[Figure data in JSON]

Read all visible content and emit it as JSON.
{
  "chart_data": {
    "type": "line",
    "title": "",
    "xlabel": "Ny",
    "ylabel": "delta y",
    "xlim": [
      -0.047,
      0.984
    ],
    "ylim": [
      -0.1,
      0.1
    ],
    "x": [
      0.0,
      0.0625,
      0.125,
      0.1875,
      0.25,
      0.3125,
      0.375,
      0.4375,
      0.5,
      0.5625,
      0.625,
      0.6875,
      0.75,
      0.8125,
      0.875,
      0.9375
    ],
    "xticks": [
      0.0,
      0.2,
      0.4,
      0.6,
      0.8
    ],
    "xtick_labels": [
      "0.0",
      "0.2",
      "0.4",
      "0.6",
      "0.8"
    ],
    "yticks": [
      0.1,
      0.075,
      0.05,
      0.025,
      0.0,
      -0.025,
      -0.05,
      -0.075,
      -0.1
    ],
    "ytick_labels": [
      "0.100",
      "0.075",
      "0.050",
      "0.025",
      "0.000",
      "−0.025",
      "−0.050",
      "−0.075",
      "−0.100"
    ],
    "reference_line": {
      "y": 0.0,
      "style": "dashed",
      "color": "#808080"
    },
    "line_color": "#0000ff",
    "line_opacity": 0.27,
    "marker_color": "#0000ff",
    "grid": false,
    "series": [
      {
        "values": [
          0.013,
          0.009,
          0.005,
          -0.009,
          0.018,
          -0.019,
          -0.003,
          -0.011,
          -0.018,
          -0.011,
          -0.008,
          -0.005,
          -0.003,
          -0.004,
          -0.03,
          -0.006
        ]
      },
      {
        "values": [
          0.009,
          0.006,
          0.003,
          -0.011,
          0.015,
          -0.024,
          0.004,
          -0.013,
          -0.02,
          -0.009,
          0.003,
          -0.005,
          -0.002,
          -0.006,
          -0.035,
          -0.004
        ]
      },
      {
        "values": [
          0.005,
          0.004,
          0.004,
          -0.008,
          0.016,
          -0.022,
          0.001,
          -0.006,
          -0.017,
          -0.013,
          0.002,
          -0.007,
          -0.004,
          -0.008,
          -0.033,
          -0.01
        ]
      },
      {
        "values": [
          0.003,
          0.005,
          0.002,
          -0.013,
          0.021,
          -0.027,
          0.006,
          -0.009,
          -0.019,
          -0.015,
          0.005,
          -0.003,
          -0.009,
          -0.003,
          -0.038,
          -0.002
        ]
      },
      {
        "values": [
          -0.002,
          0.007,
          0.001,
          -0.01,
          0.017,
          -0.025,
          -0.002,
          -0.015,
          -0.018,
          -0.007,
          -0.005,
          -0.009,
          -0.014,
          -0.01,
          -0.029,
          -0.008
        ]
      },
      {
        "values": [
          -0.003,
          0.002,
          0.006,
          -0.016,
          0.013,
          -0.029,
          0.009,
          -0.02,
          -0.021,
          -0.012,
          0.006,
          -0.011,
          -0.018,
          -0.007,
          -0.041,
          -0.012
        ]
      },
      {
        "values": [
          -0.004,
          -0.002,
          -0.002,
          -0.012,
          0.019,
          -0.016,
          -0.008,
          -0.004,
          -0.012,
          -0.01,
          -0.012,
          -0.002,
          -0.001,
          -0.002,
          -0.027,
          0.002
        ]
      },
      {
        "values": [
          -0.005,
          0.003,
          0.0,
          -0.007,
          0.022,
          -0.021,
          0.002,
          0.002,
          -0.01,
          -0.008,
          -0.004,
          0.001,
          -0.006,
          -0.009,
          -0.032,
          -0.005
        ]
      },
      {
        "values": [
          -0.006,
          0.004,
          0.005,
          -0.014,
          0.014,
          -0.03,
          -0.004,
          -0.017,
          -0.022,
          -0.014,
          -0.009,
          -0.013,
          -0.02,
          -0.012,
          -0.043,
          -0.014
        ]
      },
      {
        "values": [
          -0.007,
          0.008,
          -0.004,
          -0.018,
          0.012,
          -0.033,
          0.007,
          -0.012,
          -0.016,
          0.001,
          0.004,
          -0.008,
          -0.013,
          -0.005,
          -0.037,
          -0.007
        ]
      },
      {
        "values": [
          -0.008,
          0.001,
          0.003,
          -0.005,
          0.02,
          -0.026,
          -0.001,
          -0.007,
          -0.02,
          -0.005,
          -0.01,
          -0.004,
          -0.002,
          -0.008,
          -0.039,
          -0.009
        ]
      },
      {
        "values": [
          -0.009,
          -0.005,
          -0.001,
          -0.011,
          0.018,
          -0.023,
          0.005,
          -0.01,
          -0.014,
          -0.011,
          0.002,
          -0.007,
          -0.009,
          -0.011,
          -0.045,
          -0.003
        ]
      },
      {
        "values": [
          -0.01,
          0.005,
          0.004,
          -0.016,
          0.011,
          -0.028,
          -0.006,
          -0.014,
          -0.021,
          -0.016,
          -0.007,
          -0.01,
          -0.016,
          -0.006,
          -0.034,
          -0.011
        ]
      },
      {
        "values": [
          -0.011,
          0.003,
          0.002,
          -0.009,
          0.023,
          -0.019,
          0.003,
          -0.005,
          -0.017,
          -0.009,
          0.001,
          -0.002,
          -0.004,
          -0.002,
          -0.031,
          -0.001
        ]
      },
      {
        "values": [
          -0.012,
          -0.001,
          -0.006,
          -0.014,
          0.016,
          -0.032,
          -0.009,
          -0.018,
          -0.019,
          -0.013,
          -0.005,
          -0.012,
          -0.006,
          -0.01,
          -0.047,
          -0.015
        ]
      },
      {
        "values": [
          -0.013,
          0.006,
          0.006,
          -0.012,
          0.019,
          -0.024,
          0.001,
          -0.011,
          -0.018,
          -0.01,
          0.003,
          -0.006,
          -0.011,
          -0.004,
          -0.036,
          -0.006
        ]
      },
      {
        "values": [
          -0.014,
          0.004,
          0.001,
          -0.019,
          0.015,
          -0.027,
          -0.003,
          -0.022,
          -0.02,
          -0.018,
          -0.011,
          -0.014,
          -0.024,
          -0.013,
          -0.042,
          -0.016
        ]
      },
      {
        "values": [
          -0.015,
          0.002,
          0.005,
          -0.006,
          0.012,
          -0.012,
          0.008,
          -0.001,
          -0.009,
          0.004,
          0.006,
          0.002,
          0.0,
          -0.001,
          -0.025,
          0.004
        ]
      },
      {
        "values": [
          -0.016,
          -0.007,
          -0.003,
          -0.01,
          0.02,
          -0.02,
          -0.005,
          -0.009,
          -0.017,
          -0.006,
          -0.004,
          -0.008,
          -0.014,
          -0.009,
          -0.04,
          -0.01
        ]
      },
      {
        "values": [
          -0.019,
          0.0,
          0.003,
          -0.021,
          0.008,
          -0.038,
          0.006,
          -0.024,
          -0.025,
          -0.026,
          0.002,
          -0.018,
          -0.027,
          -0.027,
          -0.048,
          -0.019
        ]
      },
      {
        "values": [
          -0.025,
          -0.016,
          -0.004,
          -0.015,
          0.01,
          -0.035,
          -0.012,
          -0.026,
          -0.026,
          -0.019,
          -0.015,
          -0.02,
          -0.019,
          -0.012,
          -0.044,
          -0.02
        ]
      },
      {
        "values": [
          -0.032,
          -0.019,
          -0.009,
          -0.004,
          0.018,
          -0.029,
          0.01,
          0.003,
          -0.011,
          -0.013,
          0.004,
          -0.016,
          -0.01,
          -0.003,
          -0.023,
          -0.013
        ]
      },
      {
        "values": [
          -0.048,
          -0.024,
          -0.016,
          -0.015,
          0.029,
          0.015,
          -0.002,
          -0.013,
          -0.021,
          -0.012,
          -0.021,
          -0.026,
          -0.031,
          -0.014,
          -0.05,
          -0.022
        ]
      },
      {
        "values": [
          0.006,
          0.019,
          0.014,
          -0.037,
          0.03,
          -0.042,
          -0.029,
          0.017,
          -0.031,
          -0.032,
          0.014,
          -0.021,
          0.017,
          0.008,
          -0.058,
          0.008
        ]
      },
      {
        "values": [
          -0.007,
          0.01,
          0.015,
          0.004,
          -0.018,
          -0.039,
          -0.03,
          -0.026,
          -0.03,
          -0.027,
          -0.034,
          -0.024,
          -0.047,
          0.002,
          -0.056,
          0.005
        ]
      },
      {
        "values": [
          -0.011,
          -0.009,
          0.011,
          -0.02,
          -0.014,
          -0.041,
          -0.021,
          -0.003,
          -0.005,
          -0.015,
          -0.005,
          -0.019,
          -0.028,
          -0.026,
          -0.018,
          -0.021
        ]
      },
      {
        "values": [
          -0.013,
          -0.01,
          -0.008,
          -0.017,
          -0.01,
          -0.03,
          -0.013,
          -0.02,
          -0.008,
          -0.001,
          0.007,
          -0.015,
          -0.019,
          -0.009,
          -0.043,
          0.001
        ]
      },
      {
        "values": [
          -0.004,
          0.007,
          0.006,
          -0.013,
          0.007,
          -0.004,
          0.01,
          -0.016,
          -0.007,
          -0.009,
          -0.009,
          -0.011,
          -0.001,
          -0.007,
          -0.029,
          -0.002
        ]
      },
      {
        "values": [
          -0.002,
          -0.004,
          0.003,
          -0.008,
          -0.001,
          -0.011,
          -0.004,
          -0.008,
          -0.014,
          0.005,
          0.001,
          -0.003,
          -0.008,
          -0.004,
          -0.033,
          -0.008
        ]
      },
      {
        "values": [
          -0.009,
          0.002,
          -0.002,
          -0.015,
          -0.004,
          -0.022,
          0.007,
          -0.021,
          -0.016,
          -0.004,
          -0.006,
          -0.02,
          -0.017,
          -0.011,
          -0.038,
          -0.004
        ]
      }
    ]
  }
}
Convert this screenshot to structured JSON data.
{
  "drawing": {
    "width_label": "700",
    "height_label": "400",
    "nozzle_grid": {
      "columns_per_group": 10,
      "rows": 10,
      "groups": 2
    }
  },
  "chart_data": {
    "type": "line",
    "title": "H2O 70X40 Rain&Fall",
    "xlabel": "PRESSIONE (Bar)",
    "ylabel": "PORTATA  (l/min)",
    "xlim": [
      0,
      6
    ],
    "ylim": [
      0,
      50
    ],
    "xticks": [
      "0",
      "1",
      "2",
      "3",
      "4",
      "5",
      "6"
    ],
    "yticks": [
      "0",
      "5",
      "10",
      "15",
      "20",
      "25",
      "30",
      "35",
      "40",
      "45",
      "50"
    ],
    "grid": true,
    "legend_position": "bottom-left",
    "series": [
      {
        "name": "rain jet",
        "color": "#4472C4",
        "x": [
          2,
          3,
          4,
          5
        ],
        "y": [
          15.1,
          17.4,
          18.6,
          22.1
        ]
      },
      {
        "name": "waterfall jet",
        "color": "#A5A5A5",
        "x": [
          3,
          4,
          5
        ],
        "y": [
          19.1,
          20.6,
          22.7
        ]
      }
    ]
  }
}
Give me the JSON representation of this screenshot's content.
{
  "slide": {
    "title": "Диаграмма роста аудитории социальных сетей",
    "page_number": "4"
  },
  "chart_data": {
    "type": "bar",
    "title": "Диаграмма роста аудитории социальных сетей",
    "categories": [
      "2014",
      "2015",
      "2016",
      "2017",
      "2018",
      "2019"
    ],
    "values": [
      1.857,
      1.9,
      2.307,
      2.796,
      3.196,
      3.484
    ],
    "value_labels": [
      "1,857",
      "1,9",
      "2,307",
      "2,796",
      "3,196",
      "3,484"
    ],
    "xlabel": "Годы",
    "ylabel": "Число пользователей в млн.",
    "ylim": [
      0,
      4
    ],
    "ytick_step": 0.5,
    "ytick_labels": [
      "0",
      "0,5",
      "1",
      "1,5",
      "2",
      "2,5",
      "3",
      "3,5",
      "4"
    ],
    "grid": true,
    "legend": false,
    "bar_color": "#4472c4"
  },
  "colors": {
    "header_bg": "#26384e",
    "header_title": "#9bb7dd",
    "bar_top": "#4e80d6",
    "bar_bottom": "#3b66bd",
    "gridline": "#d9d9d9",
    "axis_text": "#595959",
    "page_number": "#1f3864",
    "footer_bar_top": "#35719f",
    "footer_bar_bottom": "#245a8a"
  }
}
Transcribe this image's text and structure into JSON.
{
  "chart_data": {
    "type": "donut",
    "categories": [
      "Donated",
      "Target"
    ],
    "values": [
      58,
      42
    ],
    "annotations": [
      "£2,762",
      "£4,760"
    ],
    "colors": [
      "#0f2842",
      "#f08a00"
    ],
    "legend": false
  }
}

§ **Instruction**
Check every line of the data, and copy the ones that contain "ylabel".

§ **Solution to this task**
    "ylabel": "delta y",
    "ylabel": "PORTATA  (l/min)",
    "ylabel": "Число пользователей в млн.",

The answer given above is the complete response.